===== DATASET
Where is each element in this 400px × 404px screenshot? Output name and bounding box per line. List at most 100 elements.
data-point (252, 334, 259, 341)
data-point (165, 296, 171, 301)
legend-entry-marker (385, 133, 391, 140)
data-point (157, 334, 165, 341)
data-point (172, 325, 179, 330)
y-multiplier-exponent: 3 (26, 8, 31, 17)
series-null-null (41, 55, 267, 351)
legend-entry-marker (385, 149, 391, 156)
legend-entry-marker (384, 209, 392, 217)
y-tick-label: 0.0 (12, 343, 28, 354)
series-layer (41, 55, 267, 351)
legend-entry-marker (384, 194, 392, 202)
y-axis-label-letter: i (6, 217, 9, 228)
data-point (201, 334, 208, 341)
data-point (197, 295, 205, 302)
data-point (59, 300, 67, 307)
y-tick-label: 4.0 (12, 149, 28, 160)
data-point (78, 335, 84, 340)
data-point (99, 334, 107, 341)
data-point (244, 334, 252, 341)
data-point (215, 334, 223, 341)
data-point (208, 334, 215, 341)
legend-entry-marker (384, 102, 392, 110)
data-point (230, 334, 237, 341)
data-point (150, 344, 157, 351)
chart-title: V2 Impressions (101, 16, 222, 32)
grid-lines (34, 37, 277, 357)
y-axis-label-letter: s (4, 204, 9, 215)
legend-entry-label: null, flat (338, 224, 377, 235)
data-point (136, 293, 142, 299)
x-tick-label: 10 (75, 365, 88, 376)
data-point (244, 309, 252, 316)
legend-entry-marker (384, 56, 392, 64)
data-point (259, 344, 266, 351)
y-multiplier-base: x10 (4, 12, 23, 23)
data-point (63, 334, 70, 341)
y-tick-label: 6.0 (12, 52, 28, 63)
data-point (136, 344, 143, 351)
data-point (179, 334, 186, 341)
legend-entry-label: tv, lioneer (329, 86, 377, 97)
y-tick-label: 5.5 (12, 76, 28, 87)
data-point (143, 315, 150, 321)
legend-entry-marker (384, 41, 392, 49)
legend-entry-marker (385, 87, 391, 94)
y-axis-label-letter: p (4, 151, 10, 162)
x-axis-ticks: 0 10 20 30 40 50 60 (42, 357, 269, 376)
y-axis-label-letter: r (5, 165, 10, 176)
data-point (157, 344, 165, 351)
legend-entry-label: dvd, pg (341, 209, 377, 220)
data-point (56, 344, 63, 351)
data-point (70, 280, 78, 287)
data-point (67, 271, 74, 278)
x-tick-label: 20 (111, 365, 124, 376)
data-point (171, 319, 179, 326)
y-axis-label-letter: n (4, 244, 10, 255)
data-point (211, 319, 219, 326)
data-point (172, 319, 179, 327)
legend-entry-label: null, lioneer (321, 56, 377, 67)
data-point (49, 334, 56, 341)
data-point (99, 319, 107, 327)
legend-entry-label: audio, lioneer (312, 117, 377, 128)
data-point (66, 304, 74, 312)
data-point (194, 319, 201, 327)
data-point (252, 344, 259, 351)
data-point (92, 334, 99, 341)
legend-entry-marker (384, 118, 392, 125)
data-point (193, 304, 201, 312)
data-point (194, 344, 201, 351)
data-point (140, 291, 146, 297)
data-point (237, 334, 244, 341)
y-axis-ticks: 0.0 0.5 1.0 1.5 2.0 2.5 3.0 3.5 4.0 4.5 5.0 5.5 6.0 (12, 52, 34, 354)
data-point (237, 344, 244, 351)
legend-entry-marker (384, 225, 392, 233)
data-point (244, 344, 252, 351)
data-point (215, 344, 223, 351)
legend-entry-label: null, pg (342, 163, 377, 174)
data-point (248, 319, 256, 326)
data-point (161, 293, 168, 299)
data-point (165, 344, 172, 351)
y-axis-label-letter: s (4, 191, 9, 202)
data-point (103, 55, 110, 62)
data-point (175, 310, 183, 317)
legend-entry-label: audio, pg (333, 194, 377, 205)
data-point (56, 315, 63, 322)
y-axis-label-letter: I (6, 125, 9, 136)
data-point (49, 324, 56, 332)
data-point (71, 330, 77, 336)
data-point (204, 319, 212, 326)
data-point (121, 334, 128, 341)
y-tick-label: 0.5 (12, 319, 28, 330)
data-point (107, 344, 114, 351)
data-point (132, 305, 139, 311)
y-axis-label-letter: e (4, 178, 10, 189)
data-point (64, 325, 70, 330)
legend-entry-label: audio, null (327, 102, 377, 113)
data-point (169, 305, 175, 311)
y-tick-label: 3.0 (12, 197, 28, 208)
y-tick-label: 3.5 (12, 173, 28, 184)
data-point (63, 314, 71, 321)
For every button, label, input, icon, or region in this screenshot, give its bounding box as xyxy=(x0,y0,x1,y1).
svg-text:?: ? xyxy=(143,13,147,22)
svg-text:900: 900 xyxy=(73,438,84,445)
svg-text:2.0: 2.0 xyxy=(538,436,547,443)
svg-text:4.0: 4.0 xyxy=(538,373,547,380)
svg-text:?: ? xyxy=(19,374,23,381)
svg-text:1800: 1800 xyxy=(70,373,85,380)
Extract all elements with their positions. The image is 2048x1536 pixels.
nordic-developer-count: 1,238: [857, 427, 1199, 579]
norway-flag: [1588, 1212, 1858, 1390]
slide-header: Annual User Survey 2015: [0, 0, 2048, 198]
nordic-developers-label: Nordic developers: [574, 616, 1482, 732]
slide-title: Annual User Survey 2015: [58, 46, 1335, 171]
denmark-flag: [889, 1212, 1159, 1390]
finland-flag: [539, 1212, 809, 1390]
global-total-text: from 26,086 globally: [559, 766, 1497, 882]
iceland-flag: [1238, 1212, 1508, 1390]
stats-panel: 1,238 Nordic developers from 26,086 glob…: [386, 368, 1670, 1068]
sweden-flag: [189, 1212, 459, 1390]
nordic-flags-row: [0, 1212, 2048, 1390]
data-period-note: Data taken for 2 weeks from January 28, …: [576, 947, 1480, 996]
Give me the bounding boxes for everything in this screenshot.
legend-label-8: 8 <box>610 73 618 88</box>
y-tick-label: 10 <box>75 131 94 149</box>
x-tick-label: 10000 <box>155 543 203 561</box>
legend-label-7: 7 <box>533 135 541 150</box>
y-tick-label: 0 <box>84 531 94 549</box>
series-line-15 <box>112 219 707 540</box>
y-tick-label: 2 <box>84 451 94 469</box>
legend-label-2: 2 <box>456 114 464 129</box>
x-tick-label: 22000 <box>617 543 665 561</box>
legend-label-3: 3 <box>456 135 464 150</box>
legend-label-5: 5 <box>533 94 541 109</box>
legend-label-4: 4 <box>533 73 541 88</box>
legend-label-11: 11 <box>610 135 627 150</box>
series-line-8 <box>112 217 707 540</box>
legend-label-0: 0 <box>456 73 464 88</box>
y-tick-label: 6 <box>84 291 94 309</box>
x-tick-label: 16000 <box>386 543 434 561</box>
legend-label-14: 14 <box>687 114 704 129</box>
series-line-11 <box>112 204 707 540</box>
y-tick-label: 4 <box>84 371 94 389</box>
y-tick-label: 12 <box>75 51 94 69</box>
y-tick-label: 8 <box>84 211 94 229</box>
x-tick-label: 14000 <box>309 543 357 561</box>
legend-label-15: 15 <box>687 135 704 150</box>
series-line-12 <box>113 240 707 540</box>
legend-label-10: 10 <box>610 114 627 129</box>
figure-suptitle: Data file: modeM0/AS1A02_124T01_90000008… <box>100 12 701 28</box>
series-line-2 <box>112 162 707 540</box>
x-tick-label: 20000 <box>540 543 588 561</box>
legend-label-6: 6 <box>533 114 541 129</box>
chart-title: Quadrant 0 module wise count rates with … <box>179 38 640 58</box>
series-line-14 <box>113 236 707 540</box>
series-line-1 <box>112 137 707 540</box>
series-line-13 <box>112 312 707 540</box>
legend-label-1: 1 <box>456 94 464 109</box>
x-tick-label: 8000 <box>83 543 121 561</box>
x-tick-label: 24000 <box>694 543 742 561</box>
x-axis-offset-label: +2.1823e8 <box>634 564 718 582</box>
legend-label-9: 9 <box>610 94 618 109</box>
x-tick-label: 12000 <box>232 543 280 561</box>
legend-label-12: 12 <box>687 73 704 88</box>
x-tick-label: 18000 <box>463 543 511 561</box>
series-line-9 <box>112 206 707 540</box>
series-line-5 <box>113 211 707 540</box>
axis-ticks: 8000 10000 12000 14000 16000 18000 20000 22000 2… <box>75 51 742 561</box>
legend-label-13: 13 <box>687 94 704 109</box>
==========
## INSTRUCTION
Copy out the items above word for word, from the very start through the line containing "data-point (99, 334, 107, 341)", with that line included.

## TASK RESULT
Where is each element in this 400px × 404px screenshot? Output name and bounding box per line. List at most 100 elements.
data-point (252, 334, 259, 341)
data-point (165, 296, 171, 301)
legend-entry-marker (385, 133, 391, 140)
data-point (157, 334, 165, 341)
data-point (172, 325, 179, 330)
y-multiplier-exponent: 3 (26, 8, 31, 17)
series-null-null (41, 55, 267, 351)
legend-entry-marker (385, 149, 391, 156)
legend-entry-marker (384, 209, 392, 217)
y-tick-label: 0.0 (12, 343, 28, 354)
series-layer (41, 55, 267, 351)
legend-entry-marker (384, 194, 392, 202)
y-axis-label-letter: i (6, 217, 9, 228)
data-point (201, 334, 208, 341)
data-point (197, 295, 205, 302)
data-point (59, 300, 67, 307)
y-tick-label: 4.0 (12, 149, 28, 160)
data-point (78, 335, 84, 340)
data-point (99, 334, 107, 341)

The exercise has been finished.